→ What the exercise asks:
Return the listing below unchanged, minus its pictures.

→ Records supplied:
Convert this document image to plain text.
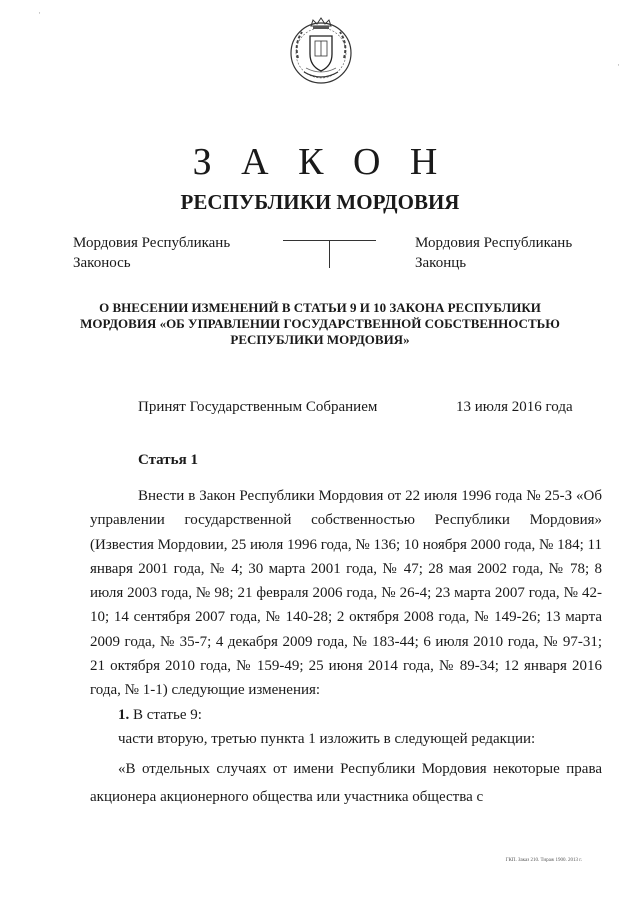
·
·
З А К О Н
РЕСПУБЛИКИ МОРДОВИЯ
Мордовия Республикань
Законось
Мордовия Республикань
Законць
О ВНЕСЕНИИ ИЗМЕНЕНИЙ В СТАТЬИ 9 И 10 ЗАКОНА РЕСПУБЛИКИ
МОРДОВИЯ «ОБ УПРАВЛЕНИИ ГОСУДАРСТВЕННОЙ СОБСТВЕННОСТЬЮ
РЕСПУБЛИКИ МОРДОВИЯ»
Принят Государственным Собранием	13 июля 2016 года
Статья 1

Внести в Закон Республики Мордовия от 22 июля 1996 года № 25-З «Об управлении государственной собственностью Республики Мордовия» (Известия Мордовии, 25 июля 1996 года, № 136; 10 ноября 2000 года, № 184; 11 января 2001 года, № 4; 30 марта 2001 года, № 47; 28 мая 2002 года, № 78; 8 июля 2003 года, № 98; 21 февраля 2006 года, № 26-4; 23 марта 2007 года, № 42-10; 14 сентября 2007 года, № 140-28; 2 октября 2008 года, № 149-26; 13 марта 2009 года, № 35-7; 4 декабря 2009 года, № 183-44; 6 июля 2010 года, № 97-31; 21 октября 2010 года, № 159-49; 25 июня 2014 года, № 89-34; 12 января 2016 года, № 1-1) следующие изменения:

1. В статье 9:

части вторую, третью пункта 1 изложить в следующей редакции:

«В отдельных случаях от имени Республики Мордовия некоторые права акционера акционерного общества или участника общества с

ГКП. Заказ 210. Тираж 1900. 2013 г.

→ Worked answer:
Convert this document image to plain text.
·
·
З А К О Н
РЕСПУБЛИКИ МОРДОВИЯ
Мордовия Республикань
Законось
Мордовия Республикань
Законць
О ВНЕСЕНИИ ИЗМЕНЕНИЙ В СТАТЬИ 9 И 10 ЗАКОНА РЕСПУБЛИКИ
МОРДОВИЯ «ОБ УПРАВЛЕНИИ ГОСУДАРСТВЕННОЙ СОБСТВЕННОСТЬЮ
РЕСПУБЛИКИ МОРДОВИЯ»
Принят Государственным Собранием	13 июля 2016 года
Статья 1

Внести в Закон Республики Мордовия от 22 июля 1996 года № 25-З «Об управлении государственной собственностью Республики Мордовия» (Известия Мордовии, 25 июля 1996 года, № 136; 10 ноября 2000 года, № 184; 11 января 2001 года, № 4; 30 марта 2001 года, № 47; 28 мая 2002 года, № 78; 8 июля 2003 года, № 98; 21 февраля 2006 года, № 26-4; 23 марта 2007 года, № 42-10; 14 сентября 2007 года, № 140-28; 2 октября 2008 года, № 149-26; 13 марта 2009 года, № 35-7; 4 декабря 2009 года, № 183-44; 6 июля 2010 года, № 97-31; 21 октября 2010 года, № 159-49; 25 июня 2014 года, № 89-34; 12 января 2016 года, № 1-1) следующие изменения:

1. В статье 9:

части вторую, третью пункта 1 изложить в следующей редакции:

«В отдельных случаях от имени Республики Мордовия некоторые права акционера акционерного общества или участника общества с

ГКП. Заказ 210. Тираж 1900. 2013 г.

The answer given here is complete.